= WRITTEN PROBLEM =
Repeat every line of the material, character for character.

= LISTING =
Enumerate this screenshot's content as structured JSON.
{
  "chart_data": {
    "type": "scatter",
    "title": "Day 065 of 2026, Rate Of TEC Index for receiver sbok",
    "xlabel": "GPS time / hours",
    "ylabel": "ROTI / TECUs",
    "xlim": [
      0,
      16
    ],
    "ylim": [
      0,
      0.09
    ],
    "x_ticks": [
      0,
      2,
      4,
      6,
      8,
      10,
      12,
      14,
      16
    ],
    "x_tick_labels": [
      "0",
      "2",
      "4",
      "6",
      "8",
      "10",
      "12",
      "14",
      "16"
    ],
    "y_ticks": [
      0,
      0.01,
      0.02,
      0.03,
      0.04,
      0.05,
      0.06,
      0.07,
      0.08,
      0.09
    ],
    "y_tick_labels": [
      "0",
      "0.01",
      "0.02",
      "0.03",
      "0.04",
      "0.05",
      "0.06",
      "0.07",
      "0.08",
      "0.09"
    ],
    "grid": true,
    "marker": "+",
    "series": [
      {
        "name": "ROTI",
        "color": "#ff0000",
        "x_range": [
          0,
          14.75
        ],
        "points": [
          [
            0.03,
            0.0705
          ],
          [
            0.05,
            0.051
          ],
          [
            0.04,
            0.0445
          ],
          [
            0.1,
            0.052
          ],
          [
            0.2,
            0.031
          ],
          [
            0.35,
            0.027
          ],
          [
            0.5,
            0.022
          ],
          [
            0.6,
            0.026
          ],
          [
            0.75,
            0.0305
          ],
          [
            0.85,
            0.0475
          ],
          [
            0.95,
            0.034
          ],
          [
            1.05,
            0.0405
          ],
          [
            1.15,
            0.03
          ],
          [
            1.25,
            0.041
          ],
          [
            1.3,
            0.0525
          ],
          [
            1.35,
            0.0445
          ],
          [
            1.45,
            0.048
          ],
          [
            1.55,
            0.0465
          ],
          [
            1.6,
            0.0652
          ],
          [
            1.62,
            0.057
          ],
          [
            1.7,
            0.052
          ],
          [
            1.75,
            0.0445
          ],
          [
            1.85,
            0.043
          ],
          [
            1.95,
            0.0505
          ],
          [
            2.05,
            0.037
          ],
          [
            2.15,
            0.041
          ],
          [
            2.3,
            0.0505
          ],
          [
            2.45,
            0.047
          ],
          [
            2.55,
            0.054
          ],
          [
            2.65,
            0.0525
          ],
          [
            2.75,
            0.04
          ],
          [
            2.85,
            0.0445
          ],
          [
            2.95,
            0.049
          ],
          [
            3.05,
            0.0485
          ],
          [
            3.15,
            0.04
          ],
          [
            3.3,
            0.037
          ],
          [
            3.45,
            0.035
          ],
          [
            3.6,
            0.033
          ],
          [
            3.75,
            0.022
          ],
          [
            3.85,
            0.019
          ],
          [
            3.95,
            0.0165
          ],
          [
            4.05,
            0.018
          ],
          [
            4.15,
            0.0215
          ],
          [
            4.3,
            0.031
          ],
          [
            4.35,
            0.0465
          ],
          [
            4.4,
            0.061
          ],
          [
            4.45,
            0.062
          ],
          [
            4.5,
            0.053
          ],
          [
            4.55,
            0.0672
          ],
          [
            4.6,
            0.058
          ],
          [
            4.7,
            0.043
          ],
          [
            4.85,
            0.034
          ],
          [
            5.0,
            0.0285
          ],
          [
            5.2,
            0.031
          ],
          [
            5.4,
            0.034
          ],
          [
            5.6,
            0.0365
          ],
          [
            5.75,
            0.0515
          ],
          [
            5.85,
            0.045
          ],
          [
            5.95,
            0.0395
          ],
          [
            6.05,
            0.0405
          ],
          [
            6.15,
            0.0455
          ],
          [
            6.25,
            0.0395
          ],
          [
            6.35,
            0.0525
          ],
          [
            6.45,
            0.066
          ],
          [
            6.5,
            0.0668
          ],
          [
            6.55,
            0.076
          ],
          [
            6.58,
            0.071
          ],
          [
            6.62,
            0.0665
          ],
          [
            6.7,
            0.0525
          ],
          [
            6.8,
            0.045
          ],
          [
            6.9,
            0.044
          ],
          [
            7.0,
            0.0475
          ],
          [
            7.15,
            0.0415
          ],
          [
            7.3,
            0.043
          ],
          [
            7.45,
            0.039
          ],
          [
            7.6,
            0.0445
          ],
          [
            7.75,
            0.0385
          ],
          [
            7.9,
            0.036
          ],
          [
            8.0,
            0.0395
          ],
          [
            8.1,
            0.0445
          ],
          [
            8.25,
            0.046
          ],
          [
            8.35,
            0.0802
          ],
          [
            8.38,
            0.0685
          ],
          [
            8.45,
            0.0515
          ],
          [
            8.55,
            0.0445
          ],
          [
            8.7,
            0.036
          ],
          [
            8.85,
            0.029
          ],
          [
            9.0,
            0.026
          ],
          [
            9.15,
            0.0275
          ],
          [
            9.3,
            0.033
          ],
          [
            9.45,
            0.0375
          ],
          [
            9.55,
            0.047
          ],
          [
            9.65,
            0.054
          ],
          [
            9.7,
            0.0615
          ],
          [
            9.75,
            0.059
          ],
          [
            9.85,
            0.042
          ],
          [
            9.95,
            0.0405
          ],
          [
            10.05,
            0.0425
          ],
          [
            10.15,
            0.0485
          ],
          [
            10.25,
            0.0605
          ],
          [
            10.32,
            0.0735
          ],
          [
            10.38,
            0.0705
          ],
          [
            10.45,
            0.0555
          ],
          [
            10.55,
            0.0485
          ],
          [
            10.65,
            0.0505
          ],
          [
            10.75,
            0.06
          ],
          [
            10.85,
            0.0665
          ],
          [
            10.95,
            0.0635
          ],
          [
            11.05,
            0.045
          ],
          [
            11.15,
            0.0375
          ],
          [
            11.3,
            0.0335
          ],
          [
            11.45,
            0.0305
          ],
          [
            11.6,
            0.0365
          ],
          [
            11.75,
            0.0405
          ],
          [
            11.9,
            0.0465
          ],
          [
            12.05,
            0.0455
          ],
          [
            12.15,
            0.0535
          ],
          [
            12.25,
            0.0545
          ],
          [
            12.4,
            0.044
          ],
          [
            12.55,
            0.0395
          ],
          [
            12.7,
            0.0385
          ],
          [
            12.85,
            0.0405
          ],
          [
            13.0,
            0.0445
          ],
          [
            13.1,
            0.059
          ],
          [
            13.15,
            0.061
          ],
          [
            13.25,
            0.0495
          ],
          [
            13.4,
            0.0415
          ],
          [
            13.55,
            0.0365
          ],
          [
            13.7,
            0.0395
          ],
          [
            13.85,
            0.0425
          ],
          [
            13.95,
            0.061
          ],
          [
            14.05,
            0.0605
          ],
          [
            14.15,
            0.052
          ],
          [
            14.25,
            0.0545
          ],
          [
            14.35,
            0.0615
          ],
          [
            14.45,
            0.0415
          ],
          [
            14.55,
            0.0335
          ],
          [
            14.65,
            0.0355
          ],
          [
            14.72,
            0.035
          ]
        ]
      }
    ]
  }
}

= EXERCISE SOLUTION =
Enumerate this screenshot's content as structured JSON.
{
  "chart_data": {
    "type": "scatter",
    "title": "Day 065 of 2026, Rate Of TEC Index for receiver sbok",
    "xlabel": "GPS time / hours",
    "ylabel": "ROTI / TECUs",
    "xlim": [
      0,
      16
    ],
    "ylim": [
      0,
      0.09
    ],
    "x_ticks": [
      0,
      2,
      4,
      6,
      8,
      10,
      12,
      14,
      16
    ],
    "x_tick_labels": [
      "0",
      "2",
      "4",
      "6",
      "8",
      "10",
      "12",
      "14",
      "16"
    ],
    "y_ticks": [
      0,
      0.01,
      0.02,
      0.03,
      0.04,
      0.05,
      0.06,
      0.07,
      0.08,
      0.09
    ],
    "y_tick_labels": [
      "0",
      "0.01",
      "0.02",
      "0.03",
      "0.04",
      "0.05",
      "0.06",
      "0.07",
      "0.08",
      "0.09"
    ],
    "grid": true,
    "marker": "+",
    "series": [
      {
        "name": "ROTI",
        "color": "#ff0000",
        "x_range": [
          0,
          14.75
        ],
        "points": [
          [
            0.03,
            0.0705
          ],
          [
            0.05,
            0.051
          ],
          [
            0.04,
            0.0445
          ],
          [
            0.1,
            0.052
          ],
          [
            0.2,
            0.031
          ],
          [
            0.35,
            0.027
          ],
          [
            0.5,
            0.022
          ],
          [
            0.6,
            0.026
          ],
          [
            0.75,
            0.0305
          ],
          [
            0.85,
            0.0475
          ],
          [
            0.95,
            0.034
          ],
          [
            1.05,
            0.0405
          ],
          [
            1.15,
            0.03
          ],
          [
            1.25,
            0.041
          ],
          [
            1.3,
            0.0525
          ],
          [
            1.35,
            0.0445
          ],
          [
            1.45,
            0.048
          ],
          [
            1.55,
            0.0465
          ],
          [
            1.6,
            0.0652
          ],
          [
            1.62,
            0.057
          ],
          [
            1.7,
            0.052
          ],
          [
            1.75,
            0.0445
          ],
          [
            1.85,
            0.043
          ],
          [
            1.95,
            0.0505
          ],
          [
            2.05,
            0.037
          ],
          [
            2.15,
            0.041
          ],
          [
            2.3,
            0.0505
          ],
          [
            2.45,
            0.047
          ],
          [
            2.55,
            0.054
          ],
          [
            2.65,
            0.0525
          ],
          [
            2.75,
            0.04
          ],
          [
            2.85,
            0.0445
          ],
          [
            2.95,
            0.049
          ],
          [
            3.05,
            0.0485
          ],
          [
            3.15,
            0.04
          ],
          [
            3.3,
            0.037
          ],
          [
            3.45,
            0.035
          ],
          [
            3.6,
            0.033
          ],
          [
            3.75,
            0.022
          ],
          [
            3.85,
            0.019
          ],
          [
            3.95,
            0.0165
          ],
          [
            4.05,
            0.018
          ],
          [
            4.15,
            0.0215
          ],
          [
            4.3,
            0.031
          ],
          [
            4.35,
            0.0465
          ],
          [
            4.4,
            0.061
          ],
          [
            4.45,
            0.062
          ],
          [
            4.5,
            0.053
          ],
          [
            4.55,
            0.0672
          ],
          [
            4.6,
            0.058
          ],
          [
            4.7,
            0.043
          ],
          [
            4.85,
            0.034
          ],
          [
            5.0,
            0.0285
          ],
          [
            5.2,
            0.031
          ],
          [
            5.4,
            0.034
          ],
          [
            5.6,
            0.0365
          ],
          [
            5.75,
            0.0515
          ],
          [
            5.85,
            0.045
          ],
          [
            5.95,
            0.0395
          ],
          [
            6.05,
            0.0405
          ],
          [
            6.15,
            0.0455
          ],
          [
            6.25,
            0.0395
          ],
          [
            6.35,
            0.0525
          ],
          [
            6.45,
            0.066
          ],
          [
            6.5,
            0.0668
          ],
          [
            6.55,
            0.076
          ],
          [
            6.58,
            0.071
          ],
          [
            6.62,
            0.0665
          ],
          [
            6.7,
            0.0525
          ],
          [
            6.8,
            0.045
          ],
          [
            6.9,
            0.044
          ],
          [
            7.0,
            0.0475
          ],
          [
            7.15,
            0.0415
          ],
          [
            7.3,
            0.043
          ],
          [
            7.45,
            0.039
          ],
          [
            7.6,
            0.0445
          ],
          [
            7.75,
            0.0385
          ],
          [
            7.9,
            0.036
          ],
          [
            8.0,
            0.0395
          ],
          [
            8.1,
            0.0445
          ],
          [
            8.25,
            0.046
          ],
          [
            8.35,
            0.0802
          ],
          [
            8.38,
            0.0685
          ],
          [
            8.45,
            0.0515
          ],
          [
            8.55,
            0.0445
          ],
          [
            8.7,
            0.036
          ],
          [
            8.85,
            0.029
          ],
          [
            9.0,
            0.026
          ],
          [
            9.15,
            0.0275
          ],
          [
            9.3,
            0.033
          ],
          [
            9.45,
            0.0375
          ],
          [
            9.55,
            0.047
          ],
          [
            9.65,
            0.054
          ],
          [
            9.7,
            0.0615
          ],
          [
            9.75,
            0.059
          ],
          [
            9.85,
            0.042
          ],
          [
            9.95,
            0.0405
          ],
          [
            10.05,
            0.0425
          ],
          [
            10.15,
            0.0485
          ],
          [
            10.25,
            0.0605
          ],
          [
            10.32,
            0.0735
          ],
          [
            10.38,
            0.0705
          ],
          [
            10.45,
            0.0555
          ],
          [
            10.55,
            0.0485
          ],
          [
            10.65,
            0.0505
          ],
          [
            10.75,
            0.06
          ],
          [
            10.85,
            0.0665
          ],
          [
            10.95,
            0.0635
          ],
          [
            11.05,
            0.045
          ],
          [
            11.15,
            0.0375
          ],
          [
            11.3,
            0.0335
          ],
          [
            11.45,
            0.0305
          ],
          [
            11.6,
            0.0365
          ],
          [
            11.75,
            0.0405
          ],
          [
            11.9,
            0.0465
          ],
          [
            12.05,
            0.0455
          ],
          [
            12.15,
            0.0535
          ],
          [
            12.25,
            0.0545
          ],
          [
            12.4,
            0.044
          ],
          [
            12.55,
            0.0395
          ],
          [
            12.7,
            0.0385
          ],
          [
            12.85,
            0.0405
          ],
          [
            13.0,
            0.0445
          ],
          [
            13.1,
            0.059
          ],
          [
            13.15,
            0.061
          ],
          [
            13.25,
            0.0495
          ],
          [
            13.4,
            0.0415
          ],
          [
            13.55,
            0.0365
          ],
          [
            13.7,
            0.0395
          ],
          [
            13.85,
            0.0425
          ],
          [
            13.95,
            0.061
          ],
          [
            14.05,
            0.0605
          ],
          [
            14.15,
            0.052
          ],
          [
            14.25,
            0.0545
          ],
          [
            14.35,
            0.0615
          ],
          [
            14.45,
            0.0415
          ],
          [
            14.55,
            0.0335
          ],
          [
            14.65,
            0.0355
          ],
          [
            14.72,
            0.035
          ]
        ]
      }
    ]
  }
}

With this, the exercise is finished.